*** RECORD LIST ***

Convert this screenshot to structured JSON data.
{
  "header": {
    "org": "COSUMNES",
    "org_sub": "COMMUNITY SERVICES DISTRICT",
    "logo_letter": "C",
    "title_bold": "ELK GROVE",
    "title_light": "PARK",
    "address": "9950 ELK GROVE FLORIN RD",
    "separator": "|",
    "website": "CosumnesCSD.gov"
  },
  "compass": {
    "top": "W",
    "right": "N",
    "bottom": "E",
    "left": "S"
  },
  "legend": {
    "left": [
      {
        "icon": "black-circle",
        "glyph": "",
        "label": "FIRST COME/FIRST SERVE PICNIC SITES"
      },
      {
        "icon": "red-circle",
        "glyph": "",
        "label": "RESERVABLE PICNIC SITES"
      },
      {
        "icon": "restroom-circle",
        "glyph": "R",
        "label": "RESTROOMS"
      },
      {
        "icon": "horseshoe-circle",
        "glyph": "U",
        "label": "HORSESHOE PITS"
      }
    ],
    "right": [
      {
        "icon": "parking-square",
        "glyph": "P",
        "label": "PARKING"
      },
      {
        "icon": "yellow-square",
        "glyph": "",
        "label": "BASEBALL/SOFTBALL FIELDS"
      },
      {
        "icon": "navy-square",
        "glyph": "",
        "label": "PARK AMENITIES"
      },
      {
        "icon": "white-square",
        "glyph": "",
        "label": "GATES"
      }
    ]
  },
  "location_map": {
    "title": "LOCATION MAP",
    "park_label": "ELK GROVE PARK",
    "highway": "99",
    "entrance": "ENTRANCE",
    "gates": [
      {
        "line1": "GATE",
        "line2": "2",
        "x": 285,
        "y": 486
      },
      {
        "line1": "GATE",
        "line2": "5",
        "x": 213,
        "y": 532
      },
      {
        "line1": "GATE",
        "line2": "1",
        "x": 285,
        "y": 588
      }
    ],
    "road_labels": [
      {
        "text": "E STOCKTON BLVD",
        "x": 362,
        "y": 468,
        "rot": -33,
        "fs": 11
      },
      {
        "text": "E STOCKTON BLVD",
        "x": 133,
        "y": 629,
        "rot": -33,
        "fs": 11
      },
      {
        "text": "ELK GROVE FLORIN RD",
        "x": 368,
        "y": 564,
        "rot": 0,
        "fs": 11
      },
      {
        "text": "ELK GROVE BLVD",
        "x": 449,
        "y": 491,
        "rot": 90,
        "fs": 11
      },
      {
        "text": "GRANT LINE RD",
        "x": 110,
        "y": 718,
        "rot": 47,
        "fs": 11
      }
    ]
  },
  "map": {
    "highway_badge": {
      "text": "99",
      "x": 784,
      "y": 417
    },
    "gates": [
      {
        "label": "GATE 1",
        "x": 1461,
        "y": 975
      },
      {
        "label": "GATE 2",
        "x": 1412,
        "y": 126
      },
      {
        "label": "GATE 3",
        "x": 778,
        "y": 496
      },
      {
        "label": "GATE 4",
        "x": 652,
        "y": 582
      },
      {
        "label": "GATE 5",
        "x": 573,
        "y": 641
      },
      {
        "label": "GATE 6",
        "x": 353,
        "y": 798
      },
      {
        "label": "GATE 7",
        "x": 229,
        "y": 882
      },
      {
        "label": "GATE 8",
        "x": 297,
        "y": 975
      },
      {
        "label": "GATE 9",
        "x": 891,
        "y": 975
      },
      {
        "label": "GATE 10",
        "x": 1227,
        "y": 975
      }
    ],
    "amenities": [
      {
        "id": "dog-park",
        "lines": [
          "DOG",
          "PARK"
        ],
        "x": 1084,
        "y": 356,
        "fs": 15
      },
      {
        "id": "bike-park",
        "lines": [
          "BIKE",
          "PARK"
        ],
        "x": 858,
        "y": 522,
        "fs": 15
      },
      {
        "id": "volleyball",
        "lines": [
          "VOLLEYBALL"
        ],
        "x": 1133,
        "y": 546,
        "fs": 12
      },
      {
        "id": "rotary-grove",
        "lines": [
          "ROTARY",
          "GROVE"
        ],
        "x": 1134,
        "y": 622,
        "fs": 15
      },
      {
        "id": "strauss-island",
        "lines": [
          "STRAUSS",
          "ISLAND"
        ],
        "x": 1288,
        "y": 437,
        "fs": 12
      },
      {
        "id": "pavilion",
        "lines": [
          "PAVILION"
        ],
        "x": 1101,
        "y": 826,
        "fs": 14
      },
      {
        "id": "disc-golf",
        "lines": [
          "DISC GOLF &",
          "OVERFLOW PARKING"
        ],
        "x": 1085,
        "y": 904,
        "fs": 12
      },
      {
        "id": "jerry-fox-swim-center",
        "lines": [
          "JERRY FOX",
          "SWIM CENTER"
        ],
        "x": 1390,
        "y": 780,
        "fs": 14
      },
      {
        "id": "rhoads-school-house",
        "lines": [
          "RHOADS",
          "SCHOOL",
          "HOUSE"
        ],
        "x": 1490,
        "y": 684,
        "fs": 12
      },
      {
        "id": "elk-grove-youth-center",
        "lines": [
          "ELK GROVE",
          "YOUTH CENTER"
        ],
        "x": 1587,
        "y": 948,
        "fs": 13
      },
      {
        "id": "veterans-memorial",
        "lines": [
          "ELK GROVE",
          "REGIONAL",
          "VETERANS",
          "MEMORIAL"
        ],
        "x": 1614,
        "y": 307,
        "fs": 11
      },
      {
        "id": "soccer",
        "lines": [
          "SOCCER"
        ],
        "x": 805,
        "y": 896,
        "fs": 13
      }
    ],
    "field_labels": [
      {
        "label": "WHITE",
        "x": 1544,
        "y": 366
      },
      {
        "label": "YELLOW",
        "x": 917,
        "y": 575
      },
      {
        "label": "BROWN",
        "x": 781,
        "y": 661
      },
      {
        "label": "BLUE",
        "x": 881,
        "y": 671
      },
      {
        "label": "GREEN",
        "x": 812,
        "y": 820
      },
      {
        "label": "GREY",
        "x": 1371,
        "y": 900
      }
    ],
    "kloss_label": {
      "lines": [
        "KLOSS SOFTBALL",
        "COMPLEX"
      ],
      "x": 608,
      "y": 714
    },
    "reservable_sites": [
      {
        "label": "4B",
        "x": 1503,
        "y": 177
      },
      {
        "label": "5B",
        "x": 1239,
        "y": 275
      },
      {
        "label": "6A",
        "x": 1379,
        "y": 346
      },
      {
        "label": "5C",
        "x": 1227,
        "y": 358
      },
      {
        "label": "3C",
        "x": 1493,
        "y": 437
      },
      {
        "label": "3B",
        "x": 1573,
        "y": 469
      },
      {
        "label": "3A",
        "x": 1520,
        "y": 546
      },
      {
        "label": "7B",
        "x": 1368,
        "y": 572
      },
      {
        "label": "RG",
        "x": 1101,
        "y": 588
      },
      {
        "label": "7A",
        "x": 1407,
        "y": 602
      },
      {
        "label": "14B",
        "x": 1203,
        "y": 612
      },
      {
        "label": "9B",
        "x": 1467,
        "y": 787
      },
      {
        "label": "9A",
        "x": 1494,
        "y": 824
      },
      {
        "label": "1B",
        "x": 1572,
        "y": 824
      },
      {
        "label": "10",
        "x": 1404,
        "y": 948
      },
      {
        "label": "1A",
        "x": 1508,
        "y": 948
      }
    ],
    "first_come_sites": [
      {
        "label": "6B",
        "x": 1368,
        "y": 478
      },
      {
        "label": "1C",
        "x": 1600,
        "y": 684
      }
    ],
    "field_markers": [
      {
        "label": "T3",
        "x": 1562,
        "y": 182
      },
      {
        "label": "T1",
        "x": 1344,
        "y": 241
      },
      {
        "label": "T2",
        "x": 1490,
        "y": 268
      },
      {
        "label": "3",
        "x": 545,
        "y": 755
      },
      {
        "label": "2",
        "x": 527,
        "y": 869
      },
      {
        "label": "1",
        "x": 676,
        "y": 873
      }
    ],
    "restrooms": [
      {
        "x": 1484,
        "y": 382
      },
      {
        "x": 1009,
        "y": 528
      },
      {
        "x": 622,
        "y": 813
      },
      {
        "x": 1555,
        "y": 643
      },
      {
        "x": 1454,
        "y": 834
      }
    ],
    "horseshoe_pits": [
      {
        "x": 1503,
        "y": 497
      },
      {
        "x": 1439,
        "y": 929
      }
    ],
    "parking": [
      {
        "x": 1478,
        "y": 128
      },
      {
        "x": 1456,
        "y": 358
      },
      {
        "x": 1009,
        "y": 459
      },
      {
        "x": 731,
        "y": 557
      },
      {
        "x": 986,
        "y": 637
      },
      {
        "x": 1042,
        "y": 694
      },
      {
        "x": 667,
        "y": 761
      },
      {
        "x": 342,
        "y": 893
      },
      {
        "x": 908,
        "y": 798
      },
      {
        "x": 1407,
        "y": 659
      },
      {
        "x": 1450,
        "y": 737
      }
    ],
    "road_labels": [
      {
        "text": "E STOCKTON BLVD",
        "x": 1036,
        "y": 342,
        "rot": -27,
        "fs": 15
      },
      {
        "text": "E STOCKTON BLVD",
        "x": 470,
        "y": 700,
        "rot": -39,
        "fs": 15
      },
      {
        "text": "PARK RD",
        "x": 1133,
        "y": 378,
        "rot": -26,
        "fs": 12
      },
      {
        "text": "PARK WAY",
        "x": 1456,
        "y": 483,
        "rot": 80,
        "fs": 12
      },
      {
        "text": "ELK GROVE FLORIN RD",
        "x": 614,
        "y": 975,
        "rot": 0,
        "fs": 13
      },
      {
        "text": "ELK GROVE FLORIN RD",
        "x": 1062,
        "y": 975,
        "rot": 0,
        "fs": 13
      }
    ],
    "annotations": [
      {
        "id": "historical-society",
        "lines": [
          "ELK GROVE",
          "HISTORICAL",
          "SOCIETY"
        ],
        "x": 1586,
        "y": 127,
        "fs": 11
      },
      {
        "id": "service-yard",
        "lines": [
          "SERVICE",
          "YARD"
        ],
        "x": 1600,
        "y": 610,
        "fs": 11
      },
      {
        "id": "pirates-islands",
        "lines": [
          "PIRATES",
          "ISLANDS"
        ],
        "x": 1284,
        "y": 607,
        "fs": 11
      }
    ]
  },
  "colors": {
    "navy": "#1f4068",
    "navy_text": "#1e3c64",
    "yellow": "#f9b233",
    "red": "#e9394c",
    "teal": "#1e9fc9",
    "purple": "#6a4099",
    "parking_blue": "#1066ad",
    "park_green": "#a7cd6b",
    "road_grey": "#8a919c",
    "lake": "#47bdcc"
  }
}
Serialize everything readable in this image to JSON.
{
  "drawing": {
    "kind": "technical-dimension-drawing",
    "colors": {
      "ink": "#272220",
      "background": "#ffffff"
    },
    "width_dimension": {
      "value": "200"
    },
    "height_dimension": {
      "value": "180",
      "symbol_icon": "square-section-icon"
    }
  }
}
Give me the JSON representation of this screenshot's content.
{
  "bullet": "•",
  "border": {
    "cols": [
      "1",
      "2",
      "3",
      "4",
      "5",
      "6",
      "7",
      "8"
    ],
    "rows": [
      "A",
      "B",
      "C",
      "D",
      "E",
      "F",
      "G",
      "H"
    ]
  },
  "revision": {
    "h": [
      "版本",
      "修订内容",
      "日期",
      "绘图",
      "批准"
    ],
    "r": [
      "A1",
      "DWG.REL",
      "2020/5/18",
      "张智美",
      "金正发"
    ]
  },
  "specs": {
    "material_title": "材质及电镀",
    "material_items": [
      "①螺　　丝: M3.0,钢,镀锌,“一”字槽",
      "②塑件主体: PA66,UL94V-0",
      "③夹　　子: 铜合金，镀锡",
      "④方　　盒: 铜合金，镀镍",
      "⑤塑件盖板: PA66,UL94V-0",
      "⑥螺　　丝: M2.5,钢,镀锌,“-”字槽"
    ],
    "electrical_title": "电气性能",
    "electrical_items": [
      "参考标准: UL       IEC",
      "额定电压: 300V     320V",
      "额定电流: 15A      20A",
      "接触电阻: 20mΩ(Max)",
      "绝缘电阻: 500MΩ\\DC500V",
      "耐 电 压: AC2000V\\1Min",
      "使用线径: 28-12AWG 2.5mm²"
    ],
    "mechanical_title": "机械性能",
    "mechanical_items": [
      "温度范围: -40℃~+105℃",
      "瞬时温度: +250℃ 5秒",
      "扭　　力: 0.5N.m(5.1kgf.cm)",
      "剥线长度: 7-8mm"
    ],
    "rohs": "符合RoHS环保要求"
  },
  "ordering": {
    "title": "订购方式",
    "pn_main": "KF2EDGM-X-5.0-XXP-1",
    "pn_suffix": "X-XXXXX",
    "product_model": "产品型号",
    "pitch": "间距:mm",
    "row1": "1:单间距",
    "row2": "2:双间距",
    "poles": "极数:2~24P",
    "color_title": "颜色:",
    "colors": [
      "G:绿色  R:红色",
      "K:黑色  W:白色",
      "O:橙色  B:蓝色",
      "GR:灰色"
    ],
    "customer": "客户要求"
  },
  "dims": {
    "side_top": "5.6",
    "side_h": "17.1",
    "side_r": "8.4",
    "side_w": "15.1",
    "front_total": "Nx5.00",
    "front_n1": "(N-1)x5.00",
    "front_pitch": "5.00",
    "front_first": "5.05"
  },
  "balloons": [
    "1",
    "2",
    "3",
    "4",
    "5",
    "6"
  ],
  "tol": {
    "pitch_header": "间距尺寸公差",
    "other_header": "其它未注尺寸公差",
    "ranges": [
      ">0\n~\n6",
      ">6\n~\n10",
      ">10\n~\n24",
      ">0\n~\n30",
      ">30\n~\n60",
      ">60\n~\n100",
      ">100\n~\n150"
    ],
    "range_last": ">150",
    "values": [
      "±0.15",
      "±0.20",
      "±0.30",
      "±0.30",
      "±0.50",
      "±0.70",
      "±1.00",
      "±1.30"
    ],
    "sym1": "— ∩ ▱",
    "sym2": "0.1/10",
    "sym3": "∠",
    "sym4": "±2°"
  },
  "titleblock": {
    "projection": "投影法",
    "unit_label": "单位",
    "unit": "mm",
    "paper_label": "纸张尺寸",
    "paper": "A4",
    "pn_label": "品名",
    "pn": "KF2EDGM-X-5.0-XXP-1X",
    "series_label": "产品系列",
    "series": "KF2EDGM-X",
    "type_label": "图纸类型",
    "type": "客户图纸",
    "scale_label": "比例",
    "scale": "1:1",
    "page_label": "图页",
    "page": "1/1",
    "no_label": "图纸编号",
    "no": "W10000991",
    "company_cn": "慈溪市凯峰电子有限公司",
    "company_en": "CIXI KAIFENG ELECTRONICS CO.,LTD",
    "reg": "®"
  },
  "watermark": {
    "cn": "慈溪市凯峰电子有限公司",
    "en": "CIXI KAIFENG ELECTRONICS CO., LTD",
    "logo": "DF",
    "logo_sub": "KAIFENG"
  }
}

***

=== PROBLEM TO SOLVE ===
Read the data above. Pull out each line in which the string "JSON" appears.

=== ANSWER TO THE EXERCISE ===
Convert this screenshot to structured JSON data.
Serialize everything readable in this image to JSON.
Give me the JSON representation of this screenshot's content.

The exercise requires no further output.